[What to produce]
Your task is to repeat the listing exactly.

[Records to process]
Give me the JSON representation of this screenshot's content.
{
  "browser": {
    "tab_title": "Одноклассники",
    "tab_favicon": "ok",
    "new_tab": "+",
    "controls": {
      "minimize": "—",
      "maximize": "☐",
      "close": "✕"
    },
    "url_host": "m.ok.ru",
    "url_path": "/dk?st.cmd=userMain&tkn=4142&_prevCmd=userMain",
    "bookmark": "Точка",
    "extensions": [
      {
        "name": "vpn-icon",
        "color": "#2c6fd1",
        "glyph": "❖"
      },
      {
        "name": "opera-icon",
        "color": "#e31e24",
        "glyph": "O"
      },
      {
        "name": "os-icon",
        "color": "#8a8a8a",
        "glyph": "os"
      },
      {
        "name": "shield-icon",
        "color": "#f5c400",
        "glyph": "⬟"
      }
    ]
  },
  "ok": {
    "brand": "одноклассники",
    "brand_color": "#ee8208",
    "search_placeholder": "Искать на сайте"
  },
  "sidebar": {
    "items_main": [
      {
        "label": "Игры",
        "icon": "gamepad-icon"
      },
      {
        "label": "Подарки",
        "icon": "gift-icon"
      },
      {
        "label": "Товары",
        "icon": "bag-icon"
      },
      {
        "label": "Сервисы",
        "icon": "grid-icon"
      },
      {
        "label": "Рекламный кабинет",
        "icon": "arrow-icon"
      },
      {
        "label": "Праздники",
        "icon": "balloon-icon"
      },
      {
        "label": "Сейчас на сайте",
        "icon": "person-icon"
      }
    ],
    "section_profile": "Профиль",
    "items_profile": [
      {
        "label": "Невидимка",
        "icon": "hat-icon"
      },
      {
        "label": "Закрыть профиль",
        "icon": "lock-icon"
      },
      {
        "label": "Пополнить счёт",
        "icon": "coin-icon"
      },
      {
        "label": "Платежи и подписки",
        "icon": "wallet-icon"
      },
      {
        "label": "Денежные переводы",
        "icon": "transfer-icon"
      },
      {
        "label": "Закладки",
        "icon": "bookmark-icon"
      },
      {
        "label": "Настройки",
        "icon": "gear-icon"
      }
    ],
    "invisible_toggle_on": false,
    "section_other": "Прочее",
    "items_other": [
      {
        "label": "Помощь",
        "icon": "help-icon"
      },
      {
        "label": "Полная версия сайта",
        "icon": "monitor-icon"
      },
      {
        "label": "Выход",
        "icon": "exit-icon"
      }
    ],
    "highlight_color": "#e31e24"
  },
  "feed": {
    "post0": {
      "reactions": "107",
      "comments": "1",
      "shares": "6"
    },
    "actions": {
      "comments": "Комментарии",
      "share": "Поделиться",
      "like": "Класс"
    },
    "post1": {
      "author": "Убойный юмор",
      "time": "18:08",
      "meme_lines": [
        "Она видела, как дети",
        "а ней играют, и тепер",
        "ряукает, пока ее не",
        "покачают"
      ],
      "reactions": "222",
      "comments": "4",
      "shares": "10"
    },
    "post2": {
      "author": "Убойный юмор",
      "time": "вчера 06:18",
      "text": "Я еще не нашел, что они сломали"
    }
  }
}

[Solution for this exercise]
Give me the JSON representation of this screenshot's content.
{
  "browser": {
    "tab_title": "Одноклассники",
    "tab_favicon": "ok",
    "new_tab": "+",
    "controls": {
      "minimize": "—",
      "maximize": "☐",
      "close": "✕"
    },
    "url_host": "m.ok.ru",
    "url_path": "/dk?st.cmd=userMain&tkn=4142&_prevCmd=userMain",
    "bookmark": "Точка",
    "extensions": [
      {
        "name": "vpn-icon",
        "color": "#2c6fd1",
        "glyph": "❖"
      },
      {
        "name": "opera-icon",
        "color": "#e31e24",
        "glyph": "O"
      },
      {
        "name": "os-icon",
        "color": "#8a8a8a",
        "glyph": "os"
      },
      {
        "name": "shield-icon",
        "color": "#f5c400",
        "glyph": "⬟"
      }
    ]
  },
  "ok": {
    "brand": "одноклассники",
    "brand_color": "#ee8208",
    "search_placeholder": "Искать на сайте"
  },
  "sidebar": {
    "items_main": [
      {
        "label": "Игры",
        "icon": "gamepad-icon"
      },
      {
        "label": "Подарки",
        "icon": "gift-icon"
      },
      {
        "label": "Товары",
        "icon": "bag-icon"
      },
      {
        "label": "Сервисы",
        "icon": "grid-icon"
      },
      {
        "label": "Рекламный кабинет",
        "icon": "arrow-icon"
      },
      {
        "label": "Праздники",
        "icon": "balloon-icon"
      },
      {
        "label": "Сейчас на сайте",
        "icon": "person-icon"
      }
    ],
    "section_profile": "Профиль",
    "items_profile": [
      {
        "label": "Невидимка",
        "icon": "hat-icon"
      },
      {
        "label": "Закрыть профиль",
        "icon": "lock-icon"
      },
      {
        "label": "Пополнить счёт",
        "icon": "coin-icon"
      },
      {
        "label": "Платежи и подписки",
        "icon": "wallet-icon"
      },
      {
        "label": "Денежные переводы",
        "icon": "transfer-icon"
      },
      {
        "label": "Закладки",
        "icon": "bookmark-icon"
      },
      {
        "label": "Настройки",
        "icon": "gear-icon"
      }
    ],
    "invisible_toggle_on": false,
    "section_other": "Прочее",
    "items_other": [
      {
        "label": "Помощь",
        "icon": "help-icon"
      },
      {
        "label": "Полная версия сайта",
        "icon": "monitor-icon"
      },
      {
        "label": "Выход",
        "icon": "exit-icon"
      }
    ],
    "highlight_color": "#e31e24"
  },
  "feed": {
    "post0": {
      "reactions": "107",
      "comments": "1",
      "shares": "6"
    },
    "actions": {
      "comments": "Комментарии",
      "share": "Поделиться",
      "like": "Класс"
    },
    "post1": {
      "author": "Убойный юмор",
      "time": "18:08",
      "meme_lines": [
        "Она видела, как дети",
        "а ней играют, и тепер",
        "ряукает, пока ее не",
        "покачают"
      ],
      "reactions": "222",
      "comments": "4",
      "shares": "10"
    },
    "post2": {
      "author": "Убойный юмор",
      "time": "вчера 06:18",
      "text": "Я еще не нашел, что они сломали"
    }
  }
}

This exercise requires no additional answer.